Document section —
Berkshire Hathaway: Now the Cheapest It's Been in Decades

You can't go back in time. If you could, investing in any number of cherry-picked companies would solve most people's present-day financial problems. Ah, if only.

The next best thing? Buying good companies at valuations even those with a time machine couldn't.

That's where Berkshire Hathaway (NYSE: BRK-B  ) shares sit today.           

How Berkshire should be valued is a regular matter of debate. It isn't a normal company, so some normal valuation metrics lack relevance. Many of Berkshire's investments generate no net income at all, yet still reward shareholders handsomely. Portfolio holdings such as Coca-Cola (NYSE: KO  ) and Procter & Gamble (NYSE: PG  ) generate only negligible returns on Berkshire's equity through dividend payments, yet have increased Berkshire's net worth by billions. It's that heavy reliance on capital application that makes income-based valuation metrics like the price-to-earnings ratio borderline irrelevant for Berkshire. Since the essence of owning Berkshire stock is to enjoy the compounded return of its assets, price-to-book value has always seemed like the most meaningful metric to me.

Problems —
• A. In the Berkshire Hathaway article, which metric has always seemed the most meaningful to the writer?
• B. Write the next part of the Berkshire Hathaway article, picking up after its final sentence.
The material after this point comes from a source unrelated to the Berkshire Hathaway article.

Data lines —

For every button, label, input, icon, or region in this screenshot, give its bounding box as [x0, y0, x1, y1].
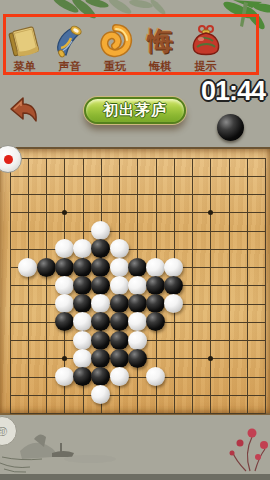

Answers below —
• A. Price-to-book value.

• B.
That's where things get interesting. Going off price-to-book value, Berkshire hasn't been this cheap in at least two decades:

Source: Capital IQ, a division of Standard & Poor's.

Berkshire's price-to-book ratio is actually lower now than it was in March 2009, when the global economy was coming apart at the seams and some (irrationally) wondered whether Berkshire's derivative bets might actually bankrupt the company.

And there's more relevance to today's valuation than simply calling it the lowest in years. After tumbling in recent weeks, Berkshire shares now barely hold any premium over book value, with a price-to-book ratio of just 1.1. A firm sneeze from current levels sends shares below book value for the first time in recent history. 

That's where things get really interesting.                    

Consider what Buffett has said about the relationship between Berkshire's share price and book value: "Our book value far understates Berkshire's intrinsic value, a point true because many of the businesses we control are worth much more than their carrying value." Some Berkshire assets, Buffett has claimed, are "worth fifteen to twenty times the value at which they are carried on our books."

Take GEICO, a Berkshire insurance subsidiary. GEICO's intrinsic value is substantially higher than book value because of how goodwill is accounted for. Buffett laid it out in this year's letter to shareholders (emphasis mine):

When, in 1996, we bought the 50% of GEICO we didn't already own, it cost us about $2.3 billion. That price implied a value of $4.6 billion for 100%. GEICO then had tangible net worth of $1.9 billion.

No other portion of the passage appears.